Copy every line, leaving nothing out and adding nothing.
### PROVIDED MATERIAL
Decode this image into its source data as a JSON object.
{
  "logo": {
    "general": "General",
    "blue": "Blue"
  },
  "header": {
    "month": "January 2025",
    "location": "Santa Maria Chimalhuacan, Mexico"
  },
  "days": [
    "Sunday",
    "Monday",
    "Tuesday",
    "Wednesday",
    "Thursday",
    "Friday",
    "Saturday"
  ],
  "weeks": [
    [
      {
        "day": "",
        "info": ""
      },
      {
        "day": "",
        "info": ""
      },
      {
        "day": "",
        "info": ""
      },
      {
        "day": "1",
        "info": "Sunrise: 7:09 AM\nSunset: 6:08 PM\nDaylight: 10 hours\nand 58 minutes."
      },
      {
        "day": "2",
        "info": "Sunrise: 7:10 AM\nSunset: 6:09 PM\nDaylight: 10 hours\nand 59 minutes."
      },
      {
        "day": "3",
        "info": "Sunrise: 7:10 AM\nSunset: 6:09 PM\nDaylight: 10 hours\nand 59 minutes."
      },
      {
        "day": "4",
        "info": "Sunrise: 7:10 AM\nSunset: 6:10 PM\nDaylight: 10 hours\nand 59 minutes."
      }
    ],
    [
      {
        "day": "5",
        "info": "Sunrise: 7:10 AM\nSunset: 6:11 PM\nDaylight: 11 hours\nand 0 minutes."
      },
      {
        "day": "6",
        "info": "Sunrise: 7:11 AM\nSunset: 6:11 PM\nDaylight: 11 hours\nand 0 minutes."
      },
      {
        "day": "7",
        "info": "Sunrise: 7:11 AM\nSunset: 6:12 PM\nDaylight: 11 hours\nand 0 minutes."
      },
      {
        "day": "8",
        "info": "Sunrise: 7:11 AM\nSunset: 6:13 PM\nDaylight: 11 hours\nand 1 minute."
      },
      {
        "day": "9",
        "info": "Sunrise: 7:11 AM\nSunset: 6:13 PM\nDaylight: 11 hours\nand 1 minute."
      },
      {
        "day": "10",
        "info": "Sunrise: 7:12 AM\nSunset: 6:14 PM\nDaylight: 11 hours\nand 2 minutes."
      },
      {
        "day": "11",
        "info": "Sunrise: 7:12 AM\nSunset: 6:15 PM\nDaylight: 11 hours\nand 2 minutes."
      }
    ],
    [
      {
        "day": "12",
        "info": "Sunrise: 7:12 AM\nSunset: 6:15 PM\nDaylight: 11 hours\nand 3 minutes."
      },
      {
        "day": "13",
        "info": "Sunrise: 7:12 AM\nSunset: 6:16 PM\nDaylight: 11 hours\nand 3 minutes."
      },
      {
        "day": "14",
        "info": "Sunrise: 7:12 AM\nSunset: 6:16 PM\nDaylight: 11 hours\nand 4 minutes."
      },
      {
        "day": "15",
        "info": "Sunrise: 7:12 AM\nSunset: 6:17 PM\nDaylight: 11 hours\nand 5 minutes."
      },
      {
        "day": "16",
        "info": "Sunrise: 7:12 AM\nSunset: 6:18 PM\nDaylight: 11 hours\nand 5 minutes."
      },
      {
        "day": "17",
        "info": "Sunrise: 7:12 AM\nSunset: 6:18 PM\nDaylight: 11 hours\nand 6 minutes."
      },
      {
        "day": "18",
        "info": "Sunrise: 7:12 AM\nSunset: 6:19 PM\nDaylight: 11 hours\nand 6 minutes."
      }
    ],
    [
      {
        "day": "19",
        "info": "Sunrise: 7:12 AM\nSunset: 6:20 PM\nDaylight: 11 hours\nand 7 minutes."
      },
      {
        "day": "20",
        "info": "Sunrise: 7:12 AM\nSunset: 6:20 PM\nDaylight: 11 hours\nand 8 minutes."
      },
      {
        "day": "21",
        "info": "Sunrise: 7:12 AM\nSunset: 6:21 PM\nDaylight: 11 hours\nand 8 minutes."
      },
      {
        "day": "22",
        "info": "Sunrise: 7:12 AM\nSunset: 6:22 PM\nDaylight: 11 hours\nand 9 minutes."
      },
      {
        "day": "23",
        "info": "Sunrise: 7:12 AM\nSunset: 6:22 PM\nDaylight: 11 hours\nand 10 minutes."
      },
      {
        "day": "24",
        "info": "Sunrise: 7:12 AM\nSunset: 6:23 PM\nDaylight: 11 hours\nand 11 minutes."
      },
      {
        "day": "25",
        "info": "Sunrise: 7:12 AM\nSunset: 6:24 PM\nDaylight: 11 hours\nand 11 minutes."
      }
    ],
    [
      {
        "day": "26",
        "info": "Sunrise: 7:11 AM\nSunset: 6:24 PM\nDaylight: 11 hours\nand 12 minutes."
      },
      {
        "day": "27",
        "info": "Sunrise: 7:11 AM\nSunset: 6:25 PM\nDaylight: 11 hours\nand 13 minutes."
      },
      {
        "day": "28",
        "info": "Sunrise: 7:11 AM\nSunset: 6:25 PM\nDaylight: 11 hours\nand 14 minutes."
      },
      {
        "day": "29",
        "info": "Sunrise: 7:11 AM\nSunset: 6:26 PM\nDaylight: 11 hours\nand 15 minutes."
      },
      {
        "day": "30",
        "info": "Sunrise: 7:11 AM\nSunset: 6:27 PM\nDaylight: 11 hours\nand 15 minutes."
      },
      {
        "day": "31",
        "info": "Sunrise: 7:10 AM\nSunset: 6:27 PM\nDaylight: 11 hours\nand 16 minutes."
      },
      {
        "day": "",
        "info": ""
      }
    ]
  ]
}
######
WORKED SOLUTION>
Decode this image into its source data as a JSON object.
{
  "logo": {
    "general": "General",
    "blue": "Blue"
  },
  "header": {
    "month": "January 2025",
    "location": "Santa Maria Chimalhuacan, Mexico"
  },
  "days": [
    "Sunday",
    "Monday",
    "Tuesday",
    "Wednesday",
    "Thursday",
    "Friday",
    "Saturday"
  ],
  "weeks": [
    [
      {
        "day": "",
        "info": ""
      },
      {
        "day": "",
        "info": ""
      },
      {
        "day": "",
        "info": ""
      },
      {
        "day": "1",
        "info": "Sunrise: 7:09 AM\nSunset: 6:08 PM\nDaylight: 10 hours\nand 58 minutes."
      },
      {
        "day": "2",
        "info": "Sunrise: 7:10 AM\nSunset: 6:09 PM\nDaylight: 10 hours\nand 59 minutes."
      },
      {
        "day": "3",
        "info": "Sunrise: 7:10 AM\nSunset: 6:09 PM\nDaylight: 10 hours\nand 59 minutes."
      },
      {
        "day": "4",
        "info": "Sunrise: 7:10 AM\nSunset: 6:10 PM\nDaylight: 10 hours\nand 59 minutes."
      }
    ],
    [
      {
        "day": "5",
        "info": "Sunrise: 7:10 AM\nSunset: 6:11 PM\nDaylight: 11 hours\nand 0 minutes."
      },
      {
        "day": "6",
        "info": "Sunrise: 7:11 AM\nSunset: 6:11 PM\nDaylight: 11 hours\nand 0 minutes."
      },
      {
        "day": "7",
        "info": "Sunrise: 7:11 AM\nSunset: 6:12 PM\nDaylight: 11 hours\nand 0 minutes."
      },
      {
        "day": "8",
        "info": "Sunrise: 7:11 AM\nSunset: 6:13 PM\nDaylight: 11 hours\nand 1 minute."
      },
      {
        "day": "9",
        "info": "Sunrise: 7:11 AM\nSunset: 6:13 PM\nDaylight: 11 hours\nand 1 minute."
      },
      {
        "day": "10",
        "info": "Sunrise: 7:12 AM\nSunset: 6:14 PM\nDaylight: 11 hours\nand 2 minutes."
      },
      {
        "day": "11",
        "info": "Sunrise: 7:12 AM\nSunset: 6:15 PM\nDaylight: 11 hours\nand 2 minutes."
      }
    ],
    [
      {
        "day": "12",
        "info": "Sunrise: 7:12 AM\nSunset: 6:15 PM\nDaylight: 11 hours\nand 3 minutes."
      },
      {
        "day": "13",
        "info": "Sunrise: 7:12 AM\nSunset: 6:16 PM\nDaylight: 11 hours\nand 3 minutes."
      },
      {
        "day": "14",
        "info": "Sunrise: 7:12 AM\nSunset: 6:16 PM\nDaylight: 11 hours\nand 4 minutes."
      },
      {
        "day": "15",
        "info": "Sunrise: 7:12 AM\nSunset: 6:17 PM\nDaylight: 11 hours\nand 5 minutes."
      },
      {
        "day": "16",
        "info": "Sunrise: 7:12 AM\nSunset: 6:18 PM\nDaylight: 11 hours\nand 5 minutes."
      },
      {
        "day": "17",
        "info": "Sunrise: 7:12 AM\nSunset: 6:18 PM\nDaylight: 11 hours\nand 6 minutes."
      },
      {
        "day": "18",
        "info": "Sunrise: 7:12 AM\nSunset: 6:19 PM\nDaylight: 11 hours\nand 6 minutes."
      }
    ],
    [
      {
        "day": "19",
        "info": "Sunrise: 7:12 AM\nSunset: 6:20 PM\nDaylight: 11 hours\nand 7 minutes."
      },
      {
        "day": "20",
        "info": "Sunrise: 7:12 AM\nSunset: 6:20 PM\nDaylight: 11 hours\nand 8 minutes."
      },
      {
        "day": "21",
        "info": "Sunrise: 7:12 AM\nSunset: 6:21 PM\nDaylight: 11 hours\nand 8 minutes."
      },
      {
        "day": "22",
        "info": "Sunrise: 7:12 AM\nSunset: 6:22 PM\nDaylight: 11 hours\nand 9 minutes."
      },
      {
        "day": "23",
        "info": "Sunrise: 7:12 AM\nSunset: 6:22 PM\nDaylight: 11 hours\nand 10 minutes."
      },
      {
        "day": "24",
        "info": "Sunrise: 7:12 AM\nSunset: 6:23 PM\nDaylight: 11 hours\nand 11 minutes."
      },
      {
        "day": "25",
        "info": "Sunrise: 7:12 AM\nSunset: 6:24 PM\nDaylight: 11 hours\nand 11 minutes."
      }
    ],
    [
      {
        "day": "26",
        "info": "Sunrise: 7:11 AM\nSunset: 6:24 PM\nDaylight: 11 hours\nand 12 minutes."
      },
      {
        "day": "27",
        "info": "Sunrise: 7:11 AM\nSunset: 6:25 PM\nDaylight: 11 hours\nand 13 minutes."
      },
      {
        "day": "28",
        "info": "Sunrise: 7:11 AM\nSunset: 6:25 PM\nDaylight: 11 hours\nand 14 minutes."
      },
      {
        "day": "29",
        "info": "Sunrise: 7:11 AM\nSunset: 6:26 PM\nDaylight: 11 hours\nand 15 minutes."
      },
      {
        "day": "30",
        "info": "Sunrise: 7:11 AM\nSunset: 6:27 PM\nDaylight: 11 hours\nand 15 minutes."
      },
      {
        "day": "31",
        "info": "Sunrise: 7:10 AM\nSunset: 6:27 PM\nDaylight: 11 hours\nand 16 minutes."
      },
      {
        "day": "",
        "info": ""
      }
    ]
  ]
}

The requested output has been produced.